= TASK INSTRUCTIONS =
Reproduce every entry in the listing without alteration.

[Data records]

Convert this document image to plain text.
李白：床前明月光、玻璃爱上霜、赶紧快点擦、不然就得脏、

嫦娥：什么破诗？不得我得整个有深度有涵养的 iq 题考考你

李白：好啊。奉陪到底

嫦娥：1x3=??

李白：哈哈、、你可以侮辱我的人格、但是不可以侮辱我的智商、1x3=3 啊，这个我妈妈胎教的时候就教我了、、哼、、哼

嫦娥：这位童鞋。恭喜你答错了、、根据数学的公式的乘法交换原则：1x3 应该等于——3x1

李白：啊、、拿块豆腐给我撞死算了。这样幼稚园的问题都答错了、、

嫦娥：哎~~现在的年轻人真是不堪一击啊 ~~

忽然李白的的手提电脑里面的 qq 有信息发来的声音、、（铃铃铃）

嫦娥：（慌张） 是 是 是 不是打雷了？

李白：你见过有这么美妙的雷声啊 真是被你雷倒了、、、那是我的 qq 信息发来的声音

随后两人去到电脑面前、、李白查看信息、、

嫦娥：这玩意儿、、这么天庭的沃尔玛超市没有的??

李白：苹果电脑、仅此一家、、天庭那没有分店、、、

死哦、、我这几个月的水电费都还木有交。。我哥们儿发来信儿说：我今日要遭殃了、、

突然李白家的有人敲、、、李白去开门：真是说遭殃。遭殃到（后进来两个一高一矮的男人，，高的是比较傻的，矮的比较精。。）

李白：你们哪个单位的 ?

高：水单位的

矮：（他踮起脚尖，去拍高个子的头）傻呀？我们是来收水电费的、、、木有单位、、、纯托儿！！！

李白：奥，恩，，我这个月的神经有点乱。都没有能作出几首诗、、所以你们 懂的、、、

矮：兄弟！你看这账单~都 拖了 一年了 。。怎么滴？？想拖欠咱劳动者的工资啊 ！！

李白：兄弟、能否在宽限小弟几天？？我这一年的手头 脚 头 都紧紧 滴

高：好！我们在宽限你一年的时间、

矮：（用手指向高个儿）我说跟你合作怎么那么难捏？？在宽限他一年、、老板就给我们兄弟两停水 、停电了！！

= REPLY =
Convert this document image to plain text.
李白：床前明月光、玻璃爱上霜、赶紧快点擦、不然就得脏、

嫦娥：什么破诗？不得我得整个有深度有涵养的 iq 题考考你

李白：好啊。奉陪到底

嫦娥：1x3=??

李白：哈哈、、你可以侮辱我的人格、但是不可以侮辱我的智商、1x3=3 啊，这个我妈妈胎教的时候就教我了、、哼、、哼

嫦娥：这位童鞋。恭喜你答错了、、根据数学的公式的乘法交换原则：1x3 应该等于——3x1

李白：啊、、拿块豆腐给我撞死算了。这样幼稚园的问题都答错了、、

嫦娥：哎~~现在的年轻人真是不堪一击啊 ~~

忽然李白的的手提电脑里面的 qq 有信息发来的声音、、（铃铃铃）

嫦娥：（慌张） 是 是 是 不是打雷了？

李白：你见过有这么美妙的雷声啊 真是被你雷倒了、、、那是我的 qq 信息发来的声音

随后两人去到电脑面前、、李白查看信息、、

嫦娥：这玩意儿、、这么天庭的沃尔玛超市没有的??

李白：苹果电脑、仅此一家、、天庭那没有分店、、、

死哦、、我这几个月的水电费都还木有交。。我哥们儿发来信儿说：我今日要遭殃了、、

突然李白家的有人敲、、、李白去开门：真是说遭殃。遭殃到（后进来两个一高一矮的男人，，高的是比较傻的，矮的比较精。。）

李白：你们哪个单位的 ?

高：水单位的

矮：（他踮起脚尖，去拍高个子的头）傻呀？我们是来收水电费的、、、木有单位、、、纯托儿！！！

李白：奥，恩，，我这个月的神经有点乱。都没有能作出几首诗、、所以你们 懂的、、、

矮：兄弟！你看这账单~都 拖了 一年了 。。怎么滴？？想拖欠咱劳动者的工资啊 ！！

李白：兄弟、能否在宽限小弟几天？？我这一年的手头 脚 头 都紧紧 滴

高：好！我们在宽限你一年的时间、

矮：（用手指向高个儿）我说跟你合作怎么那么难捏？？在宽限他一年、、老板就给我们兄弟两停水 、停电了！！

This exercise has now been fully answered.